BEGIN Records

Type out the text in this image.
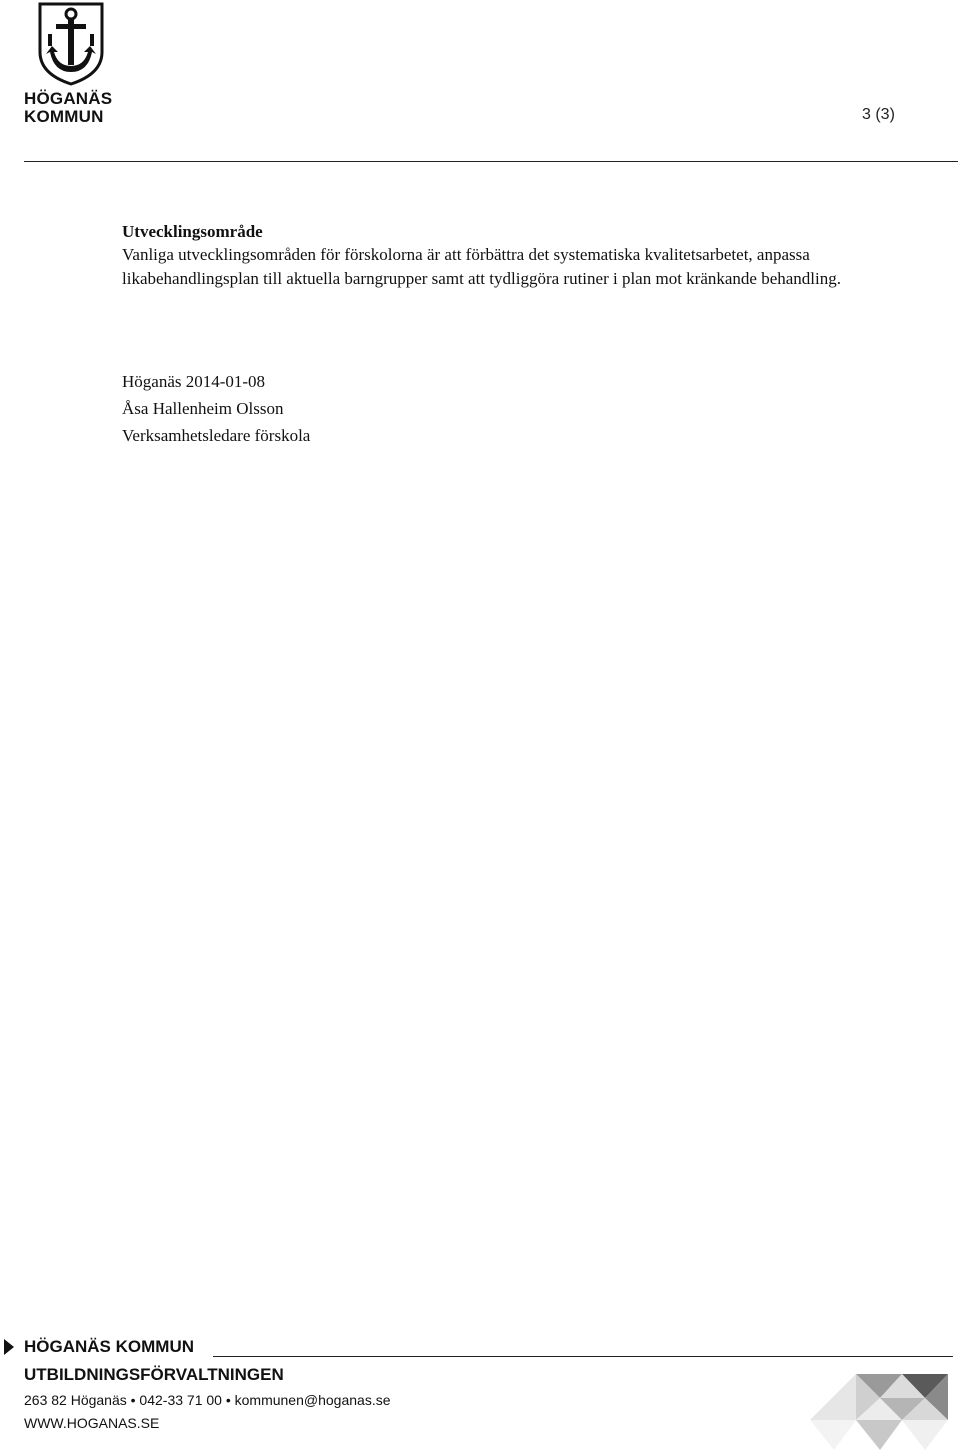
HÖGANÄS
KOMMUN	3 (3)
Utvecklingsområde

Vanliga utvecklingsområden för förskolorna är att förbättra det systematiska kvalitetsarbetet, anpassa likabehandlingsplan till aktuella barngrupper samt att tydliggöra rutiner i plan mot kränkande behandling.

Höganäs 2014-01-08
Åsa Hallenheim Olsson
Verksamhetsledare förskola
HÖGANÄS KOMMUN
UTBILDNINGSFÖRVALTNINGEN
263 82 Höganäs • 042-33 71 00 • kommunen@hoganas.se
WWW.HOGANAS.SE
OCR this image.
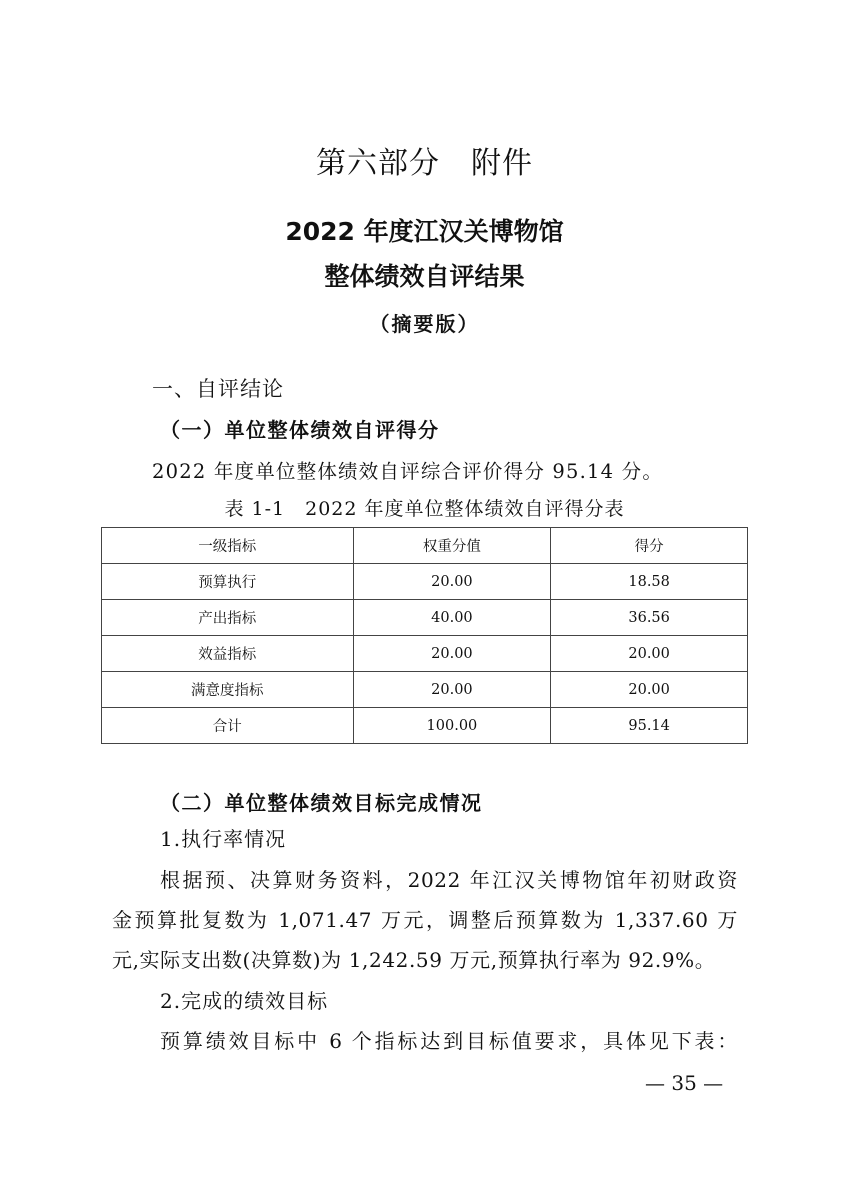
第六部分　附件
2022 年度江汉关博物馆
整体绩效自评结果
（摘要版）
一、自评结论
（一）单位整体绩效自评得分
2022 年度单位整体绩效自评综合评价得分 95.14 分。
表 1-1　2022 年度单位整体绩效自评得分表
一级指标	权重分值	得分
预算执行	20.00	18.58
产出指标	40.00	36.56
效益指标	20.00	20.00
满意度指标	20.00	20.00
合计	100.00	95.14
（二）单位整体绩效目标完成情况
1.执行率情况
根据预、决算财务资料，2022 年江汉关博物馆年初财政资
金预算批复数为 1,071.47 万元，调整后预算数为 1,337.60 万
元,实际支出数(决算数)为 1,242.59 万元,预算执行率为 92.9%。
2.完成的绩效目标
预算绩效目标中 6 个指标达到目标值要求，具体见下表：
— 35 —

END Records

• Challenge: Write out all the entries word for word, but skip any images.

• Exercise response:
Type out the text in this image.
HÖGANÄS
KOMMUN	3 (3)
Utvecklingsområde

Vanliga utvecklingsområden för förskolorna är att förbättra det systematiska kvalitetsarbetet, anpassa likabehandlingsplan till aktuella barngrupper samt att tydliggöra rutiner i plan mot kränkande behandling.

Höganäs 2014-01-08
Åsa Hallenheim Olsson
Verksamhetsledare förskola
HÖGANÄS KOMMUN
UTBILDNINGSFÖRVALTNINGEN
263 82 Höganäs • 042-33 71 00 • kommunen@hoganas.se
WWW.HOGANAS.SE
OCR this image.
第六部分　附件
2022 年度江汉关博物馆
整体绩效自评结果
（摘要版）
一、自评结论
（一）单位整体绩效自评得分
2022 年度单位整体绩效自评综合评价得分 95.14 分。
表 1-1　2022 年度单位整体绩效自评得分表
一级指标	权重分值	得分
预算执行	20.00	18.58
产出指标	40.00	36.56
效益指标	20.00	20.00
满意度指标	20.00	20.00
合计	100.00	95.14
（二）单位整体绩效目标完成情况
1.执行率情况
根据预、决算财务资料，2022 年江汉关博物馆年初财政资
金预算批复数为 1,071.47 万元，调整后预算数为 1,337.60 万
元,实际支出数(决算数)为 1,242.59 万元,预算执行率为 92.9%。
2.完成的绩效目标
预算绩效目标中 6 个指标达到目标值要求，具体见下表：
— 35 —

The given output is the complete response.